#### Annotated element entries:

┄┄┄┄┄┄

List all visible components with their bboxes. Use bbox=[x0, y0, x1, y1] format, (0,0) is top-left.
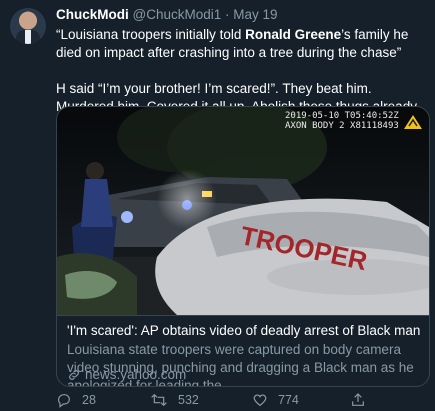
card-source[interactable]: news.yahoo.com bbox=[67, 367, 186, 382]
author-handle[interactable]: @ChuckModi1 bbox=[133, 7, 222, 22]
like-button[interactable]: 774 bbox=[252, 392, 299, 408]
camera-timestamp: 2019-05-10 T05:40:52Z bbox=[285, 111, 399, 121]
camera-id: AXON BODY 2 X81118493 bbox=[285, 121, 399, 131]
author-name[interactable]: ChuckModi bbox=[56, 7, 129, 22]
bodycam-scene: TROOPER bbox=[57, 107, 429, 315]
reply-button[interactable]: 28 bbox=[56, 392, 96, 408]
link-icon bbox=[69, 369, 79, 380]
axon-logo-icon bbox=[403, 114, 423, 130]
separator-dot: · bbox=[225, 7, 230, 22]
card-text: 'I'm scared': AP obtains video of deadly… bbox=[57, 315, 429, 386]
bold-name: Ronald Greene bbox=[245, 27, 342, 42]
heart-icon bbox=[253, 394, 267, 407]
tweet[interactable]: ChuckModi @ChuckModi1 · May 19 “Louisian… bbox=[0, 0, 435, 411]
tweet-header: ChuckModi @ChuckModi1 · May 19 bbox=[56, 7, 278, 22]
retweet-count: 532 bbox=[178, 393, 199, 407]
tweet-paragraph-1: “Louisiana troopers initially told Ronal… bbox=[56, 26, 426, 62]
tweet-actions: 28 532 774 bbox=[56, 392, 428, 410]
camera-overlay: 2019-05-10 T05:40:52Z AXON BODY 2 X81118… bbox=[285, 111, 399, 131]
retweet-icon bbox=[151, 393, 167, 407]
like-count: 774 bbox=[278, 393, 299, 407]
card-title[interactable]: 'I'm scared': AP obtains video of deadly… bbox=[67, 323, 420, 338]
share-button[interactable] bbox=[350, 392, 366, 408]
link-card[interactable]: TROOPER 2019-05-10 T05:40:52Z AXON BODY … bbox=[56, 106, 430, 387]
share-icon bbox=[352, 393, 364, 406]
quote-start: “Louisiana troopers initially told bbox=[56, 27, 246, 42]
retweet-button[interactable]: 532 bbox=[150, 392, 199, 408]
reply-icon bbox=[58, 394, 70, 408]
reply-count: 28 bbox=[82, 393, 96, 407]
tweet-date[interactable]: May 19 bbox=[233, 7, 277, 22]
card-image[interactable]: TROOPER 2019-05-10 T05:40:52Z AXON BODY … bbox=[57, 107, 429, 315]
avatar[interactable] bbox=[10, 8, 46, 44]
tweet-text: “Louisiana troopers initially told Ronal… bbox=[56, 26, 426, 116]
avatar-shirt bbox=[25, 30, 31, 44]
source-domain: news.yahoo.com bbox=[85, 367, 187, 382]
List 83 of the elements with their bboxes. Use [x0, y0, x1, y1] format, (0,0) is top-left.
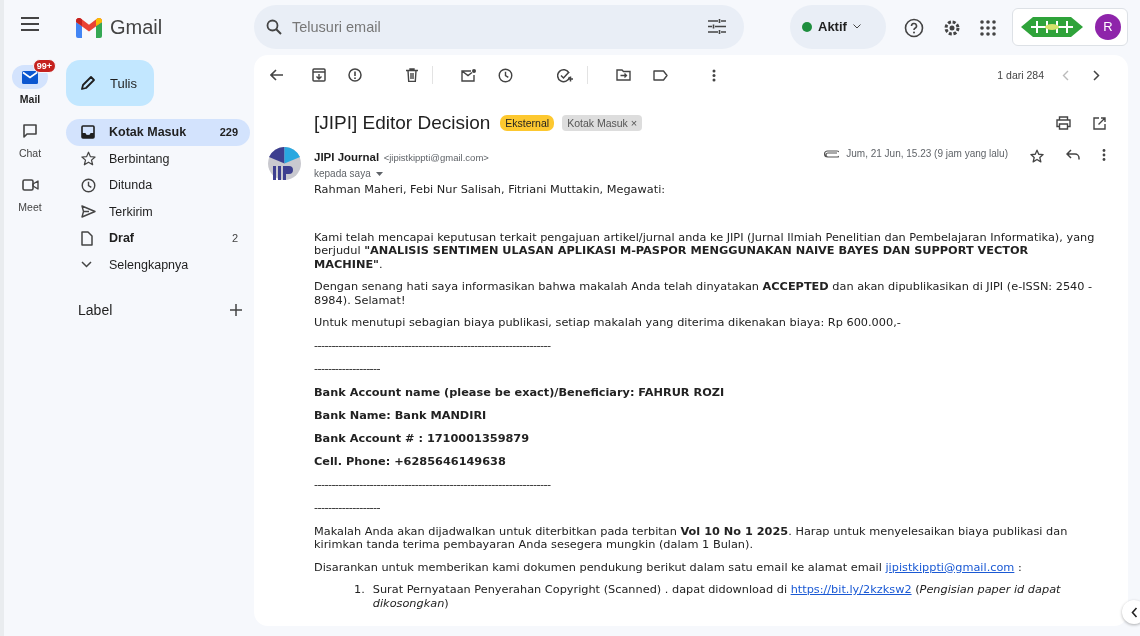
search-icon	[266, 18, 282, 35]
archive-icon[interactable]	[312, 68, 326, 82]
label-icon[interactable]	[653, 69, 668, 81]
email-link[interactable]: jipistkippti@gmail.com	[885, 560, 1015, 574]
print-icon[interactable]	[1056, 116, 1071, 130]
bank-detail: Bank Name: Bank MANDIRI	[314, 408, 488, 422]
dashed-separator: -------------------	[314, 501, 382, 515]
label-chip[interactable]: Eksternal	[500, 115, 555, 131]
paperclip-icon	[824, 150, 840, 159]
sender-email: <jipistkippti@gmail.com>	[383, 152, 489, 163]
folder-item[interactable]: Berbintang	[66, 145, 250, 172]
bank-detail: Bank Account name (please be exact)/Beneficiary: FAHRUR ROZI	[314, 385, 726, 399]
greeting-text: Rahman Maheri, Febi Nur Salisah, Fitriani Muttakin, Megawati:	[314, 183, 667, 197]
report-icon[interactable]	[348, 68, 362, 82]
remove-icon[interactable]: ×	[630, 117, 638, 129]
star-icon	[81, 151, 97, 167]
sender-avatar	[268, 147, 301, 180]
status-button[interactable]: Aktif	[790, 4, 886, 49]
rail-label: Chat	[18, 147, 42, 159]
clock-icon	[81, 177, 97, 193]
star-icon[interactable]	[1030, 149, 1044, 163]
rail-label: Mail	[19, 93, 41, 105]
dashed-separator: --------------------------------------------------------------------	[314, 477, 552, 491]
next-icon[interactable]	[1092, 69, 1100, 81]
download-link[interactable]: https://bit.ly/2kzksw2	[790, 583, 912, 596]
gmail-logo-icon	[76, 17, 103, 38]
reply-icon[interactable]	[1066, 149, 1080, 160]
label-chip[interactable]: Kotak Masuk ×	[562, 115, 643, 131]
sender-name: JIPI Journal	[314, 151, 380, 163]
back-arrow-icon[interactable]	[270, 69, 284, 81]
unread-badge: 99+	[32, 59, 56, 73]
more-vertical-icon[interactable]	[712, 68, 716, 82]
account-panel[interactable]: R	[1012, 7, 1128, 46]
expand-panel-button[interactable]	[1122, 600, 1140, 624]
inbox-icon	[81, 125, 96, 140]
dashed-separator: --------------------------------------------------------------------	[314, 338, 552, 352]
compose-button[interactable]: Tulis	[66, 60, 155, 106]
list-number: 1.	[354, 583, 365, 598]
folder-item[interactable]: Selengkapnya	[66, 251, 250, 278]
folder-item[interactable]: Draf 2	[66, 225, 250, 252]
move-to-folder-icon[interactable]	[616, 69, 631, 81]
mark-unread-icon[interactable]	[461, 68, 476, 82]
chevron-down-icon	[852, 24, 861, 29]
account-avatar[interactable]: R	[1095, 13, 1121, 40]
folder-item[interactable]: Kotak Masuk 229	[66, 119, 250, 146]
search-input[interactable]: Telusuri email	[290, 17, 700, 36]
body-paragraph: Kami telah mencapai keputusan terkait pengajuan artikel/jurnal anda ke JIPI (Jurnal Ilmiah Penelitian dan Pembelajaran Informatika), yang berjudul "ANALISIS SENTIMEN ULASAN APLIKASI M-PASPOR MENGGUNAKAN NAIVE BAYES DAN SUPPORT VECTOR MACHINE".	[314, 230, 1096, 271]
folder-item[interactable]: Ditunda	[66, 172, 250, 199]
chat-icon	[22, 123, 38, 139]
more-vertical-icon[interactable]	[1102, 149, 1106, 161]
list-item-text: Surat Pernyataan Penyerahan Copyright (Scanned) . dapat didownload di https://bit.ly/2kzksw2 (Pengisian paper id dapat dikosongkan)	[372, 583, 1062, 610]
recipient-dropdown[interactable]: kepada saya	[314, 168, 489, 179]
mail-icon	[22, 70, 38, 84]
bank-detail: Cell. Phone: +6285646149638	[314, 454, 507, 468]
section-heading: Label	[78, 302, 113, 318]
body-paragraph: Disarankan untuk memberikan kami dokumen pendukung berikut dalam satu email ke alamat email jipistkippti@gmail.com :	[314, 560, 1023, 574]
trash-icon[interactable]	[406, 68, 418, 82]
chevron-down-icon	[81, 261, 93, 269]
body-paragraph: Untuk menutupi sebagian biaya publikasi, setiap makalah yang diterima dikenakan biaya: Rp 600.000,-	[314, 316, 902, 330]
bank-detail: Bank Account # : 1710001359879	[314, 431, 531, 445]
clock-icon[interactable]	[498, 67, 513, 83]
search-field[interactable]: Telusuri email	[254, 4, 744, 49]
email-date: Jum, 21 Jun, 15.23 (9 jam yang lalu)	[846, 148, 1008, 159]
folder-item[interactable]: Terkirim	[66, 198, 250, 225]
chevron-left-icon	[1130, 606, 1138, 618]
send-icon	[81, 205, 97, 219]
pencil-icon	[80, 75, 97, 91]
rail-label: Meet	[18, 201, 42, 213]
document-icon	[81, 230, 94, 246]
pagination-text: 1 dari 284	[997, 69, 1044, 81]
video-icon	[21, 178, 39, 192]
app-name: Gmail	[110, 16, 163, 39]
body-paragraph: Dengan senang hati saya informasikan bahwa makalah Anda telah dinyatakan ACCEPTED dan akan dipublikasikan di JIPI (e-ISSN: 2540 - 8984). Selamat!	[314, 280, 1094, 307]
filter-icon[interactable]	[708, 19, 726, 34]
help-icon[interactable]	[904, 17, 924, 38]
add-icon[interactable]	[230, 304, 242, 316]
open-in-new-window-icon[interactable]	[1093, 116, 1106, 130]
apps-grid-icon[interactable]	[980, 19, 996, 36]
body-paragraph: Makalah Anda akan dijadwalkan untuk diterbitkan pada terbitan Vol 10 No 1 2025. Harap untuk menyelesaikan biaya publikasi dan kirimkan tanda terima pembayaran Anda sesegera mungkin (dalam 1 Bulan).	[314, 524, 1069, 552]
add-task-icon[interactable]	[557, 67, 573, 83]
dashed-separator: -------------------	[314, 362, 382, 376]
caret-icon	[375, 171, 383, 176]
email-subject: [JIPI] Editor Decision	[314, 112, 491, 134]
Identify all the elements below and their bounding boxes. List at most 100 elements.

┄┄┄┄┄┄

#### Direction:
Extract the rows from the line with "18, 282, 35]" to the line with "177, 97, 193]", inclusive, and repeat them without any change.

#### Finished task:
search-icon	[266, 18, 282, 35]
archive-icon[interactable]	[312, 68, 326, 82]
label-icon[interactable]	[653, 69, 668, 81]
email-link[interactable]: jipistkippti@gmail.com	[885, 560, 1015, 574]
print-icon[interactable]	[1056, 116, 1071, 130]
bank-detail: Bank Name: Bank MANDIRI	[314, 408, 488, 422]
dashed-separator: -------------------	[314, 501, 382, 515]
label-chip[interactable]: Eksternal	[500, 115, 555, 131]
paperclip-icon	[824, 150, 840, 159]
sender-email: <jipistkippti@gmail.com>	[383, 152, 489, 163]
folder-item[interactable]: Berbintang	[66, 145, 250, 172]
bank-detail: Bank Account name (please be exact)/Beneficiary: FAHRUR ROZI	[314, 385, 726, 399]
greeting-text: Rahman Maheri, Febi Nur Salisah, Fitriani Muttakin, Megawati:	[314, 183, 667, 197]
report-icon[interactable]	[348, 68, 362, 82]
remove-icon[interactable]: ×	[630, 117, 638, 129]
star-icon	[81, 151, 97, 167]
sender-avatar	[268, 147, 301, 180]
status-button[interactable]: Aktif	[790, 4, 886, 49]
rail-label: Chat	[18, 147, 42, 159]
clock-icon	[81, 177, 97, 193]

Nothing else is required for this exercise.